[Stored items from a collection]
=======
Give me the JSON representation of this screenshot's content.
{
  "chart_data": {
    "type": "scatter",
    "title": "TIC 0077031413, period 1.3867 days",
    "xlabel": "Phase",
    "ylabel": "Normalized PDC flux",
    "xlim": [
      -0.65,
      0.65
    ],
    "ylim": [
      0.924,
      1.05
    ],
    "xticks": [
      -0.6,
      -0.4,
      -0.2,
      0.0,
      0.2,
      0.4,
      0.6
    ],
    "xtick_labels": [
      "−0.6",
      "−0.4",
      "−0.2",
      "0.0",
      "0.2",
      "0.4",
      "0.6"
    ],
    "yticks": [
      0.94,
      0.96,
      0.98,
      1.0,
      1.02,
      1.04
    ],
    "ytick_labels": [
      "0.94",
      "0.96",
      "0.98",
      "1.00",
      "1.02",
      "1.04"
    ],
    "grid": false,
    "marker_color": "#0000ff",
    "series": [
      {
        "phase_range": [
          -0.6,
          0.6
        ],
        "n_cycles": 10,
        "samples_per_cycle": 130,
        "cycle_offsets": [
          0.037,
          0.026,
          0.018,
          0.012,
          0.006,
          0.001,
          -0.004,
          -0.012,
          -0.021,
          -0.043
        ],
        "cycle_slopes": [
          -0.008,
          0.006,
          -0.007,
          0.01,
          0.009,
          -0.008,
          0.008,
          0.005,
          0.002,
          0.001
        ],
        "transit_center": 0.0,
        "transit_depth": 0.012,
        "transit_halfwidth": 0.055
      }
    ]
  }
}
=======
#### [Given exercise]
Copy each record from above without leaving any out.

#### [Exercise answer]
Give me the JSON representation of this screenshot's content.
{
  "chart_data": {
    "type": "scatter",
    "title": "TIC 0077031413, period 1.3867 days",
    "xlabel": "Phase",
    "ylabel": "Normalized PDC flux",
    "xlim": [
      -0.65,
      0.65
    ],
    "ylim": [
      0.924,
      1.05
    ],
    "xticks": [
      -0.6,
      -0.4,
      -0.2,
      0.0,
      0.2,
      0.4,
      0.6
    ],
    "xtick_labels": [
      "−0.6",
      "−0.4",
      "−0.2",
      "0.0",
      "0.2",
      "0.4",
      "0.6"
    ],
    "yticks": [
      0.94,
      0.96,
      0.98,
      1.0,
      1.02,
      1.04
    ],
    "ytick_labels": [
      "0.94",
      "0.96",
      "0.98",
      "1.00",
      "1.02",
      "1.04"
    ],
    "grid": false,
    "marker_color": "#0000ff",
    "series": [
      {
        "phase_range": [
          -0.6,
          0.6
        ],
        "n_cycles": 10,
        "samples_per_cycle": 130,
        "cycle_offsets": [
          0.037,
          0.026,
          0.018,
          0.012,
          0.006,
          0.001,
          -0.004,
          -0.012,
          -0.021,
          -0.043
        ],
        "cycle_slopes": [
          -0.008,
          0.006,
          -0.007,
          0.01,
          0.009,
          -0.008,
          0.008,
          0.005,
          0.002,
          0.001
        ],
        "transit_center": 0.0,
        "transit_depth": 0.012,
        "transit_halfwidth": 0.055
      }
    ]
  }
}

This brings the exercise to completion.